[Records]
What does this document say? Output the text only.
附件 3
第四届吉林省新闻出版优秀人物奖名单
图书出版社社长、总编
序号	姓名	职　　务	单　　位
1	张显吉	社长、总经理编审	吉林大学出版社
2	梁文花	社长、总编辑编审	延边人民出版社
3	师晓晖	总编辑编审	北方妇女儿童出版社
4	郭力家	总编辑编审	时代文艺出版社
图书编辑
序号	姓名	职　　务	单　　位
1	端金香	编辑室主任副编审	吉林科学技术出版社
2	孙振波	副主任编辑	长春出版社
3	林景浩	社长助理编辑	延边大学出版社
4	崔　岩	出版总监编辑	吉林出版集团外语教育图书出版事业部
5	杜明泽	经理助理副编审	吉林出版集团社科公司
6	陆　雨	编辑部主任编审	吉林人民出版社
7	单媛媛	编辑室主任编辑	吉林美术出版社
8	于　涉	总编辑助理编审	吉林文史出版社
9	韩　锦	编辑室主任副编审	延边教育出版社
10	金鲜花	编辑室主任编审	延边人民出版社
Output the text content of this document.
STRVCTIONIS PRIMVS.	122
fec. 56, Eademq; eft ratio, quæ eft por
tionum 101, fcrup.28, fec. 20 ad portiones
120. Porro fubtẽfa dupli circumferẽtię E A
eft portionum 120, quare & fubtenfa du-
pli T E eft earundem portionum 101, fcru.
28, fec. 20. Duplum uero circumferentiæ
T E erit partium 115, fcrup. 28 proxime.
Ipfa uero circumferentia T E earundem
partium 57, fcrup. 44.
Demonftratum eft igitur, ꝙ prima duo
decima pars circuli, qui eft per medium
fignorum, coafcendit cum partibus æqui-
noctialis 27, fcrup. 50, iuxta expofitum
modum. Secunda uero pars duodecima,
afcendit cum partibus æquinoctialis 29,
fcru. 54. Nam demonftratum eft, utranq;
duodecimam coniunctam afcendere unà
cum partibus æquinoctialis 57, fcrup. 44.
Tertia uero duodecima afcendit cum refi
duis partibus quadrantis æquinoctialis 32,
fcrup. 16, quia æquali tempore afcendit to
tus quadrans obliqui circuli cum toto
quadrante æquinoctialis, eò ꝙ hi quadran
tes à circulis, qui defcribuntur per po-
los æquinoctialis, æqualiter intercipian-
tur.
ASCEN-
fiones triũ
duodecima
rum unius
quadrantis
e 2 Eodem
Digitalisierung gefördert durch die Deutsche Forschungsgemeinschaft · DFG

#### [EXERCISE]
Set down every record above exactly as given.

#### [EXERCISE RESULT]
What does this document say? Output the text only.
附件 3
第四届吉林省新闻出版优秀人物奖名单
图书出版社社长、总编
序号	姓名	职　　务	单　　位
1	张显吉	社长、总经理编审	吉林大学出版社
2	梁文花	社长、总编辑编审	延边人民出版社
3	师晓晖	总编辑编审	北方妇女儿童出版社
4	郭力家	总编辑编审	时代文艺出版社
图书编辑
序号	姓名	职　　务	单　　位
1	端金香	编辑室主任副编审	吉林科学技术出版社
2	孙振波	副主任编辑	长春出版社
3	林景浩	社长助理编辑	延边大学出版社
4	崔　岩	出版总监编辑	吉林出版集团外语教育图书出版事业部
5	杜明泽	经理助理副编审	吉林出版集团社科公司
6	陆　雨	编辑部主任编审	吉林人民出版社
7	单媛媛	编辑室主任编辑	吉林美术出版社
8	于　涉	总编辑助理编审	吉林文史出版社
9	韩　锦	编辑室主任副编审	延边教育出版社
10	金鲜花	编辑室主任编审	延边人民出版社
Output the text content of this document.
STRVCTIONIS PRIMVS.	122
fec. 56, Eademq; eft ratio, quæ eft por
tionum 101, fcrup.28, fec. 20 ad portiones
120. Porro fubtẽfa dupli circumferẽtię E A
eft portionum 120, quare & fubtenfa du-
pli T E eft earundem portionum 101, fcru.
28, fec. 20. Duplum uero circumferentiæ
T E erit partium 115, fcrup. 28 proxime.
Ipfa uero circumferentia T E earundem
partium 57, fcrup. 44.
Demonftratum eft igitur, ꝙ prima duo
decima pars circuli, qui eft per medium
fignorum, coafcendit cum partibus æqui-
noctialis 27, fcrup. 50, iuxta expofitum
modum. Secunda uero pars duodecima,
afcendit cum partibus æquinoctialis 29,
fcru. 54. Nam demonftratum eft, utranq;
duodecimam coniunctam afcendere unà
cum partibus æquinoctialis 57, fcrup. 44.
Tertia uero duodecima afcendit cum refi
duis partibus quadrantis æquinoctialis 32,
fcrup. 16, quia æquali tempore afcendit to
tus quadrans obliqui circuli cum toto
quadrante æquinoctialis, eò ꝙ hi quadran
tes à circulis, qui defcribuntur per po-
los æquinoctialis, æqualiter intercipian-
tur.
ASCEN-
fiones triũ
duodecima
rum unius
quadrantis
e 2 Eodem
Digitalisierung gefördert durch die Deutsche Forschungsgemeinschaft · DFG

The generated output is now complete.